■ **WHAT TO WORK ON**
Search the listing below for "Aeration". Copy each matching line.

[Start LISTED RECORDS]

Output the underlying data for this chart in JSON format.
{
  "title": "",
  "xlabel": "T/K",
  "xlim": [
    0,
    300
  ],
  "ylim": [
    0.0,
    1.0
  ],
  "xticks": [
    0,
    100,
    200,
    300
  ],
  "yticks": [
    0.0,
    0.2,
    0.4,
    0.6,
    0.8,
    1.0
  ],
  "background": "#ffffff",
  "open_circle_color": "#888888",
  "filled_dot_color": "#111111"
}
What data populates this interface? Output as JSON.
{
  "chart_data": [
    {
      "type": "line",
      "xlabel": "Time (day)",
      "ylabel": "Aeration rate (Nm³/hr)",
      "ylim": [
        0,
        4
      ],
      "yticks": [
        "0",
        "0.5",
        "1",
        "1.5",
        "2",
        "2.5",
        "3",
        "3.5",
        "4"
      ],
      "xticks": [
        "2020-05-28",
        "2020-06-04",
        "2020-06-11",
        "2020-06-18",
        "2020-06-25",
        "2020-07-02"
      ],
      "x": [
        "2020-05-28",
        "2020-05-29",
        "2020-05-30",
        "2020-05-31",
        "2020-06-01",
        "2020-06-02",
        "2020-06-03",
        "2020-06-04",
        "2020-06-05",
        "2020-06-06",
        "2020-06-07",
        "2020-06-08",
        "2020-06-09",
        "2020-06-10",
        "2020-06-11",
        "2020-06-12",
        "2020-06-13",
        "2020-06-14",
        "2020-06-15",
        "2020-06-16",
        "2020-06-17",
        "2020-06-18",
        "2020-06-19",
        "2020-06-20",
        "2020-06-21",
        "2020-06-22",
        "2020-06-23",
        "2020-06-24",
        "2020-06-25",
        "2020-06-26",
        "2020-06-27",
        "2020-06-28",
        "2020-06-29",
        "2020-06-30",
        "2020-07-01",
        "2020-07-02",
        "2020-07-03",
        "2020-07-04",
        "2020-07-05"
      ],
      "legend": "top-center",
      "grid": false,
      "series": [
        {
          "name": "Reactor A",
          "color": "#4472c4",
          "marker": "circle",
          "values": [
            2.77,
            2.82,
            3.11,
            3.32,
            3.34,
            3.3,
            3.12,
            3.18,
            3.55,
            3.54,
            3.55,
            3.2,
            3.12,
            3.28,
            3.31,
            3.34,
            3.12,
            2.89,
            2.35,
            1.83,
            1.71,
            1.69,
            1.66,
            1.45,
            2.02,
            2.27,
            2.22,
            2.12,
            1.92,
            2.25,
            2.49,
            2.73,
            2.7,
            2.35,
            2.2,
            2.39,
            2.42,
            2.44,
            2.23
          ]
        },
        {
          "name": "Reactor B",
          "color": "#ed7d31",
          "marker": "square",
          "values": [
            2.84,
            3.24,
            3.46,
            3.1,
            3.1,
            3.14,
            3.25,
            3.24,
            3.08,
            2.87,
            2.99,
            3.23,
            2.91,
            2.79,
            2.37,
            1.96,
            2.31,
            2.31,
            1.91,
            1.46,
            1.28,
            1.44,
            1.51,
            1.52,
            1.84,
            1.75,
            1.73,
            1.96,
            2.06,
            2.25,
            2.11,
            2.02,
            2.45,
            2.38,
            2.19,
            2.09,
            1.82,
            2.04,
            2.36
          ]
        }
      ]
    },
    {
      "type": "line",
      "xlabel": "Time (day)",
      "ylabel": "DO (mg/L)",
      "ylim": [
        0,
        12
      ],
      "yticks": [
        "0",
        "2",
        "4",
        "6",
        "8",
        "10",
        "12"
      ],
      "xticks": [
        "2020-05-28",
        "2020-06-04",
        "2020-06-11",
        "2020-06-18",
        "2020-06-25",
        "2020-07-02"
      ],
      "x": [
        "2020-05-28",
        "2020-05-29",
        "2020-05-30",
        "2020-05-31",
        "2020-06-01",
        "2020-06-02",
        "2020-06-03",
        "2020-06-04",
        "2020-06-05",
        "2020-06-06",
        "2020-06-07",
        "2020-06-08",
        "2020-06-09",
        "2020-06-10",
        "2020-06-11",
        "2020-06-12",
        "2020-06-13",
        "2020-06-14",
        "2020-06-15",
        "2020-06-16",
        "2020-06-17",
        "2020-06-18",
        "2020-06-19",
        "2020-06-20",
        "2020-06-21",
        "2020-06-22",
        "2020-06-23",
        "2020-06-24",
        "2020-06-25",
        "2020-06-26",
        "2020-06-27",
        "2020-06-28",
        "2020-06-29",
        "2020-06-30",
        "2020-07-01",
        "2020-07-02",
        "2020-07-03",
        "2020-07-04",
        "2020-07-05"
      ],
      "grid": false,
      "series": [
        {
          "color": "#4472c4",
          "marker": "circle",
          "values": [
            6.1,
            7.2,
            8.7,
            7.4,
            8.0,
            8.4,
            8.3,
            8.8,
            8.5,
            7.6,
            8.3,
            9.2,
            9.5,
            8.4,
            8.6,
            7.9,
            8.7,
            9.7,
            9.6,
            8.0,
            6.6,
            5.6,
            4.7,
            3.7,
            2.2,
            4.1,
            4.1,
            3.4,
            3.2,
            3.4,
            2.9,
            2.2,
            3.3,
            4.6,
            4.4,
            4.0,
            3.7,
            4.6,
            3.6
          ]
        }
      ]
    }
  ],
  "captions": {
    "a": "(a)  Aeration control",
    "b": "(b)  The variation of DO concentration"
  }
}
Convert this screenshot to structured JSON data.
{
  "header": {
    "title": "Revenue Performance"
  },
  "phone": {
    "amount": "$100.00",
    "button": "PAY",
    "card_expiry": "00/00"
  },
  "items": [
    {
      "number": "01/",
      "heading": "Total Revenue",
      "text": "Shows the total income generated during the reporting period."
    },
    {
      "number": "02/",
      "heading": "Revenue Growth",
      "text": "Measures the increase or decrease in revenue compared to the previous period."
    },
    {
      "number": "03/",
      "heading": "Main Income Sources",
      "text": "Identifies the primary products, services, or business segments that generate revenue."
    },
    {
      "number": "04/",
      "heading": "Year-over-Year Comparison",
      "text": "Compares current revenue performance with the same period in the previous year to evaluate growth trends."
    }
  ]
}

[End LISTED RECORDS]

■ **OUTPUT FOR THIS TASK**
      "ylabel": "Aeration rate (Nm³/hr)",
    "a": "(a)  Aeration control",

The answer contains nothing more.